(Items from a figure collection)
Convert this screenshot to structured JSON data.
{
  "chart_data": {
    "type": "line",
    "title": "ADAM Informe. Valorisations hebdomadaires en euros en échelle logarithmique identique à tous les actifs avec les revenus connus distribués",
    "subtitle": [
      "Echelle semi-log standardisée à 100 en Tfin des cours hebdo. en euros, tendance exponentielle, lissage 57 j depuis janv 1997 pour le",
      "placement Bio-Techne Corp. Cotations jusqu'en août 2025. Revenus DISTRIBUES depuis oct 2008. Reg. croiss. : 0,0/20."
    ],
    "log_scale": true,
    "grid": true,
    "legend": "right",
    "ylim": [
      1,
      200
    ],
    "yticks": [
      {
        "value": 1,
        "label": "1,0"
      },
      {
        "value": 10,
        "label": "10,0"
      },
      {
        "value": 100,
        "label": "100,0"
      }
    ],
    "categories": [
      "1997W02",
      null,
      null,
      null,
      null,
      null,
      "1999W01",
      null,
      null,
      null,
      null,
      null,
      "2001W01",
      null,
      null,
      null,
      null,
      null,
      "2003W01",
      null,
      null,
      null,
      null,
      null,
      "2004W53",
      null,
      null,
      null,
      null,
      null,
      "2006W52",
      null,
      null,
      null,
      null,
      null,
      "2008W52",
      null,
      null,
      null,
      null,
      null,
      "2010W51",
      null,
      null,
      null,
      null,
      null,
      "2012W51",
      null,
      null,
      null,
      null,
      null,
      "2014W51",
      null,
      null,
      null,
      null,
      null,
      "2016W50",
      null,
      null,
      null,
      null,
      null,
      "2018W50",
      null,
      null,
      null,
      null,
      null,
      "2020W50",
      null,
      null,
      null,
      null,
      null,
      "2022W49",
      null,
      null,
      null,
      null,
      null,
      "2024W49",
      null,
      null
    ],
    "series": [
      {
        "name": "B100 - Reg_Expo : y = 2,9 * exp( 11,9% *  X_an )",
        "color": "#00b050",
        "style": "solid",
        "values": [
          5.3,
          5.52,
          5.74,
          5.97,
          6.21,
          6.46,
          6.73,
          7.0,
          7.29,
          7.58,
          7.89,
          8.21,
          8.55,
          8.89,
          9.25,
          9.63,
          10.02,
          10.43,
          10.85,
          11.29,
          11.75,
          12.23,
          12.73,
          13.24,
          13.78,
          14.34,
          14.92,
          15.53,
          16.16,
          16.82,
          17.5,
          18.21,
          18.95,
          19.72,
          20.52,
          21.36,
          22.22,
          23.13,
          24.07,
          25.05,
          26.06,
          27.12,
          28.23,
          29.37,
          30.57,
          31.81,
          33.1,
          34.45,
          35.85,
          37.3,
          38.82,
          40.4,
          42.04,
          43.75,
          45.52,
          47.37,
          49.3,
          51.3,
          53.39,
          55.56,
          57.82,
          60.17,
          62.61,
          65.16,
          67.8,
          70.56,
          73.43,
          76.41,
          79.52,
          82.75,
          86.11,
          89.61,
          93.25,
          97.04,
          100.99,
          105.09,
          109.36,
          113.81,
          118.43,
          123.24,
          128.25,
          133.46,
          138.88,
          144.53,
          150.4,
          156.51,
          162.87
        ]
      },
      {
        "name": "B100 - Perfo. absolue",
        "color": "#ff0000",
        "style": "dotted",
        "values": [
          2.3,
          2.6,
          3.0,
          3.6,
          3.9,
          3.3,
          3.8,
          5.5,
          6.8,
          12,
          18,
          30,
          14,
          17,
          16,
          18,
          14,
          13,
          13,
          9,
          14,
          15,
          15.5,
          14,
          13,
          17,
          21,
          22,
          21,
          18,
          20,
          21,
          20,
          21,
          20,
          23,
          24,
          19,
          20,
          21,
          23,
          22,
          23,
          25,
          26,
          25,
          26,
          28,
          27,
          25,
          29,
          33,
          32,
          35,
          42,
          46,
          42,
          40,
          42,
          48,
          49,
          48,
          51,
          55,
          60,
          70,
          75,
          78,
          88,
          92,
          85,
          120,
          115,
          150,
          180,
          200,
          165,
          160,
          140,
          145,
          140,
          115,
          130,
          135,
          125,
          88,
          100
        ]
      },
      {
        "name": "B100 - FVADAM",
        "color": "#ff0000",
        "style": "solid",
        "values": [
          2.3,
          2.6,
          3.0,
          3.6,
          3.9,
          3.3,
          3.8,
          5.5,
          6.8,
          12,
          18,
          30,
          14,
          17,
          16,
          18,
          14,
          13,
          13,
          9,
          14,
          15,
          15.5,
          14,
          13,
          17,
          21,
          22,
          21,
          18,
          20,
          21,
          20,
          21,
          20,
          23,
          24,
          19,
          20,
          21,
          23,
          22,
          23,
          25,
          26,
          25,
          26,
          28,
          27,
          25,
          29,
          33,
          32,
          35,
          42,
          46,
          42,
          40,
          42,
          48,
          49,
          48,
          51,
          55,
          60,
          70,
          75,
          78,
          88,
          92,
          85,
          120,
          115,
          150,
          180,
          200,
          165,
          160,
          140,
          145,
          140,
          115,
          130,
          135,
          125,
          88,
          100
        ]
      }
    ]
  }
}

» DIRECTIVE
Extract each line from the entries above that contains the string "name".

» RESULT OF THE TASK
        "name": "B100 - Reg_Expo : y = 2,9 * exp( 11,9% *  X_an )",
        "name": "B100 - Perfo. absolue",
        "name": "B100 - FVADAM",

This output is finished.